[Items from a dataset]
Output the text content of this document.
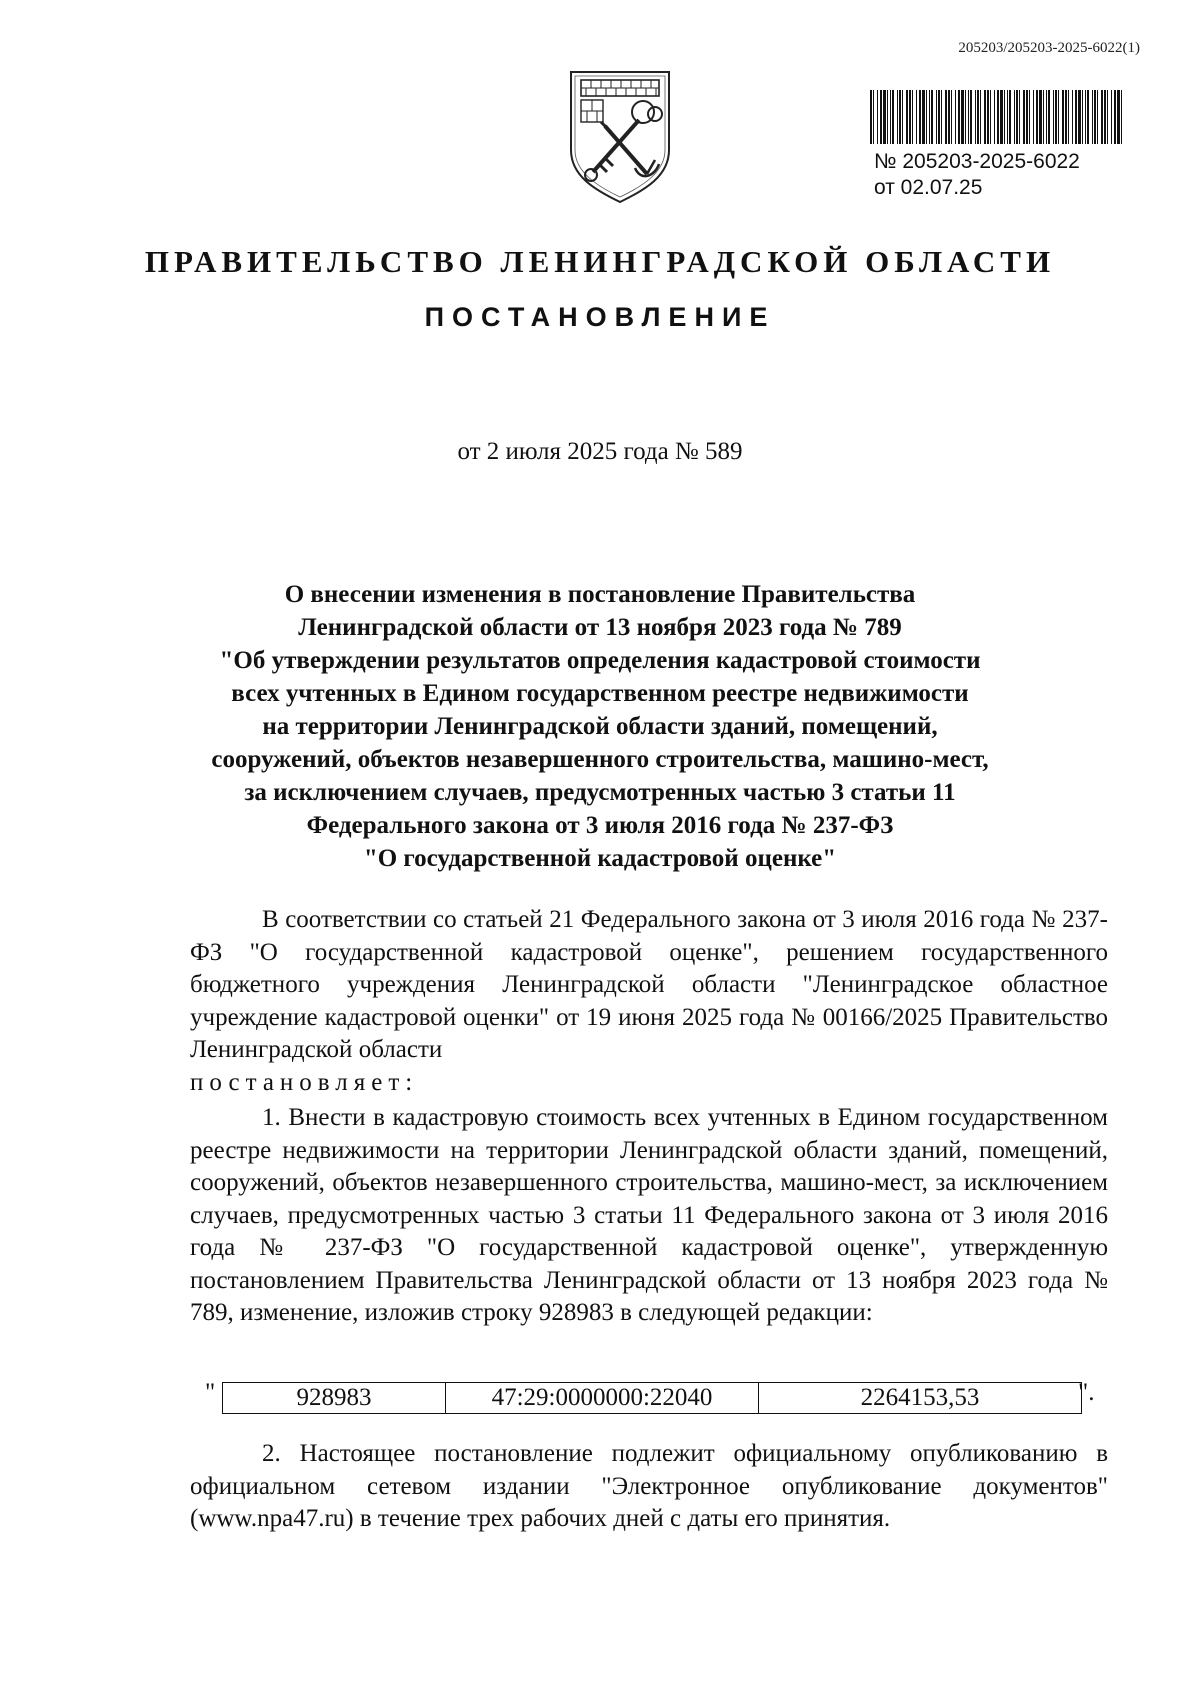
205203/205203-2025-6022(1)
№ 205203-2025-6022
от 02.07.25
ПРАВИТЕЛЬСТВО ЛЕНИНГРАДСКОЙ ОБЛАСТИ
ПОСТАНОВЛЕНИЕ
от 2 июля 2025 года № 589
О внесении изменения в постановление Правительства
Ленинградской области от 13 ноября 2023 года № 789
"Об утверждении результатов определения кадастровой стоимости
всех учтенных в Едином государственном реестре недвижимости
на территории Ленинградской области зданий, помещений,
сооружений, объектов незавершенного строительства, машино-мест,
за исключением случаев, предусмотренных частью 3 статьи 11
Федерального закона от 3 июля 2016 года № 237-ФЗ
"О государственной кадастровой оценке"

В соответствии со статьей 21 Федерального закона от 3 июля 2016 года № 237-ФЗ "О государственной кадастровой оценке", решением государственного бюджетного учреждения Ленинградской области "Ленинградское областное учреждение кадастровой оценки" от 19 июня 2025 года № 00166/2025 Правительство Ленинградской области

постановляет:

1. Внести в кадастровую стоимость всех учтенных в Едином государственном реестре недвижимости на территории Ленинградской области зданий, помещений, сооружений, объектов незавершенного строительства, машино-мест, за исключением случаев, предусмотренных частью 3 статьи 11 Федерального закона от 3 июля 2016 года № 237-ФЗ "О государственной кадастровой оценке", утвержденную постановлением Правительства Ленинградской области от 13 ноября 2023 года № 789, изменение, изложив строку 928983 в следующей редакции:

"	928983	47:29:0000000:22040	2264153,53	".

2. Настоящее постановление подлежит официальному опубликованию в официальном сетевом издании "Электронное опубликование документов" (www.npa47.ru) в течение трех рабочих дней с даты его принятия.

Stated problem: Reproduce the listing exactly. Leave its pictures out.

Full output:
Output the text content of this document.
205203/205203-2025-6022(1)
№ 205203-2025-6022
от 02.07.25
ПРАВИТЕЛЬСТВО ЛЕНИНГРАДСКОЙ ОБЛАСТИ
ПОСТАНОВЛЕНИЕ
от 2 июля 2025 года № 589
О внесении изменения в постановление Правительства
Ленинградской области от 13 ноября 2023 года № 789
"Об утверждении результатов определения кадастровой стоимости
всех учтенных в Едином государственном реестре недвижимости
на территории Ленинградской области зданий, помещений,
сооружений, объектов незавершенного строительства, машино-мест,
за исключением случаев, предусмотренных частью 3 статьи 11
Федерального закона от 3 июля 2016 года № 237-ФЗ
"О государственной кадастровой оценке"

В соответствии со статьей 21 Федерального закона от 3 июля 2016 года № 237-ФЗ "О государственной кадастровой оценке", решением государственного бюджетного учреждения Ленинградской области "Ленинградское областное учреждение кадастровой оценки" от 19 июня 2025 года № 00166/2025 Правительство Ленинградской области

постановляет:

1. Внести в кадастровую стоимость всех учтенных в Едином государственном реестре недвижимости на территории Ленинградской области зданий, помещений, сооружений, объектов незавершенного строительства, машино-мест, за исключением случаев, предусмотренных частью 3 статьи 11 Федерального закона от 3 июля 2016 года № 237-ФЗ "О государственной кадастровой оценке", утвержденную постановлением Правительства Ленинградской области от 13 ноября 2023 года № 789, изменение, изложив строку 928983 в следующей редакции:

"	928983	47:29:0000000:22040	2264153,53	".

2. Настоящее постановление подлежит официальному опубликованию в официальном сетевом издании "Электронное опубликование документов" (www.npa47.ru) в течение трех рабочих дней с даты его принятия.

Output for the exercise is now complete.